> THE TASK:
In the data below, find every line with the string "Recovery" and pull it out.

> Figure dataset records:
+ + +

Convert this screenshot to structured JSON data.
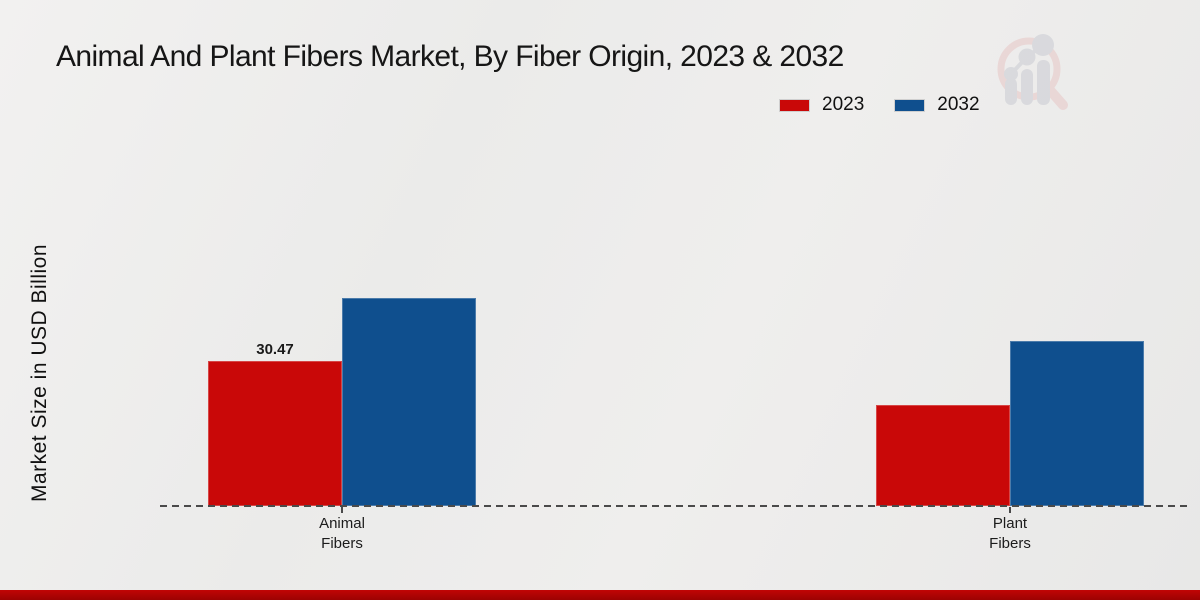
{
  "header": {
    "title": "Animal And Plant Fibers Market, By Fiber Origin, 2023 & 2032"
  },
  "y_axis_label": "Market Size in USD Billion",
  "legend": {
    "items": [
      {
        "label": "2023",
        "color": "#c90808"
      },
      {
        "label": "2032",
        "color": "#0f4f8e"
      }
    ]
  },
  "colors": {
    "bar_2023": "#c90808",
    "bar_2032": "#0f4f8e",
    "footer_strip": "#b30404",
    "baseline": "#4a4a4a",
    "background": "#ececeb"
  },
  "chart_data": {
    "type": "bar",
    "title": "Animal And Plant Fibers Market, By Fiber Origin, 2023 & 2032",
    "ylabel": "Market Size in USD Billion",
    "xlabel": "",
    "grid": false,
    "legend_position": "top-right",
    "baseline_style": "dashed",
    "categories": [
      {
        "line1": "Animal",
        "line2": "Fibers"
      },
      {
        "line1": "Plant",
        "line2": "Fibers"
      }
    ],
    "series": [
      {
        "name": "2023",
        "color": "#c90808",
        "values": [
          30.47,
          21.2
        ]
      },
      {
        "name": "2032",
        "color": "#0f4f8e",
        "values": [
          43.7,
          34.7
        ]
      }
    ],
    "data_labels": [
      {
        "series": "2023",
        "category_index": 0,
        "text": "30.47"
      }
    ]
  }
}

+ + +

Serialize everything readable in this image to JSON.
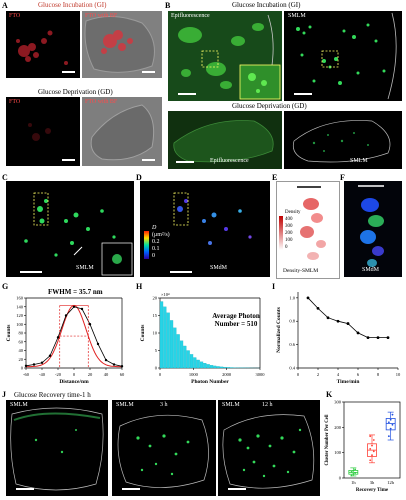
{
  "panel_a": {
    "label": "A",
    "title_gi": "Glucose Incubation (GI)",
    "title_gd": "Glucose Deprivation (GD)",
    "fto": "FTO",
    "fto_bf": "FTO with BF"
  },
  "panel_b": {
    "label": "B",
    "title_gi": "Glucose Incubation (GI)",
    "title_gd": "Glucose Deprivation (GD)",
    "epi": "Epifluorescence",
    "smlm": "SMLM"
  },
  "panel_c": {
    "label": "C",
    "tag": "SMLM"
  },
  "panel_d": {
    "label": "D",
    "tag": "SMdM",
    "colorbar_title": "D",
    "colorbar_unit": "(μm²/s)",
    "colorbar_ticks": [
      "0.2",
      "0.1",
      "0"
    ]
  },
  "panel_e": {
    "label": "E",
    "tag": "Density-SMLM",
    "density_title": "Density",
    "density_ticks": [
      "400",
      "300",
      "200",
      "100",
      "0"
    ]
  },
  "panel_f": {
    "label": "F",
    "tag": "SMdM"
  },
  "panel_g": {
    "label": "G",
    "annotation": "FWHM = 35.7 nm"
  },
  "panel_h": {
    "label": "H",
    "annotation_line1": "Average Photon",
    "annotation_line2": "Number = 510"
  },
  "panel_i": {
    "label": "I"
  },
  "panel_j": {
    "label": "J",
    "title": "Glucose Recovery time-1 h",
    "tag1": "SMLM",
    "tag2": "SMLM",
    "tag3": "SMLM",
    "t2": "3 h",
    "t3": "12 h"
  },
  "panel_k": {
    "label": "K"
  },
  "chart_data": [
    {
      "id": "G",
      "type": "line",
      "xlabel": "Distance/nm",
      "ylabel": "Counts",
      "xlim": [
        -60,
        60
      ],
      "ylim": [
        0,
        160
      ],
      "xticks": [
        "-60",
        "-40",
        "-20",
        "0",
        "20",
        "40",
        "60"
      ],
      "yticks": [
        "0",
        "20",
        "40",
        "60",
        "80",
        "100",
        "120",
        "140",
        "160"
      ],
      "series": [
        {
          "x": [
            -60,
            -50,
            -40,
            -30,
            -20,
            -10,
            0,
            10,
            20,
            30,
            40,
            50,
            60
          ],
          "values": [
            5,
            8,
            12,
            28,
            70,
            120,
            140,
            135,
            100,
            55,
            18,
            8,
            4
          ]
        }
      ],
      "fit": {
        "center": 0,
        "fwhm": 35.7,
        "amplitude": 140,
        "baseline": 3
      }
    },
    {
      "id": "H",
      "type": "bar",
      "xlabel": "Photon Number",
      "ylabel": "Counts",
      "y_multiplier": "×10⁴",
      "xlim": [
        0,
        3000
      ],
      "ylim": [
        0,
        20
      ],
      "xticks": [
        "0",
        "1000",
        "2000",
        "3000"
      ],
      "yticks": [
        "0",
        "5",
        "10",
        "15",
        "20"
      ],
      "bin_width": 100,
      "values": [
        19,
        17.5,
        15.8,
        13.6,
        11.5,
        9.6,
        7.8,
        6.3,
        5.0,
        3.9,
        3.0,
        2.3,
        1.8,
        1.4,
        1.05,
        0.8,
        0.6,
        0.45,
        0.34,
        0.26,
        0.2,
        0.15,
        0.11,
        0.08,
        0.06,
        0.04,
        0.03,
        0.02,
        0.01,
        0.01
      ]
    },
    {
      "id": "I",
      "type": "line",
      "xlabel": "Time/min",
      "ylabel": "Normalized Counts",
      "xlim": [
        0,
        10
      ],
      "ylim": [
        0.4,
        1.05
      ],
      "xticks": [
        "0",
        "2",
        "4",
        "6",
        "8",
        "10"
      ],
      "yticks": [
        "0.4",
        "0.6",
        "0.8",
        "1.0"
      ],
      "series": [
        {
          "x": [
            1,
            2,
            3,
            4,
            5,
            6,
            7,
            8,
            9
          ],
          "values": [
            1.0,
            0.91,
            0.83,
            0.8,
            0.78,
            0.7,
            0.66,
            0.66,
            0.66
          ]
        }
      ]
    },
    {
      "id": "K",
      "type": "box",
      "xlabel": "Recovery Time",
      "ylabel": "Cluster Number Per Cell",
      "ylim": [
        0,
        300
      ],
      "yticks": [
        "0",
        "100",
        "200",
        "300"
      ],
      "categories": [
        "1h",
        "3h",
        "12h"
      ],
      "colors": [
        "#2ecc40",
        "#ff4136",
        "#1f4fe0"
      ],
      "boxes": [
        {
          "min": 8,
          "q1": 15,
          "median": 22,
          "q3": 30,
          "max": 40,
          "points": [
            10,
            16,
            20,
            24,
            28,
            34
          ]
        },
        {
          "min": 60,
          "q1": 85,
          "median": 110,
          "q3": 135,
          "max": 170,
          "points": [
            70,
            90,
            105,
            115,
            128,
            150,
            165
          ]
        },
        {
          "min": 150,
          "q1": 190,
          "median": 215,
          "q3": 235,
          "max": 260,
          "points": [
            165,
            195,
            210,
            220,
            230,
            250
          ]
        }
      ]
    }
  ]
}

+ + +

> FINAL RESULT:
    "title": "Glucose Recovery time-1 h",
      "xlabel": "Recovery Time",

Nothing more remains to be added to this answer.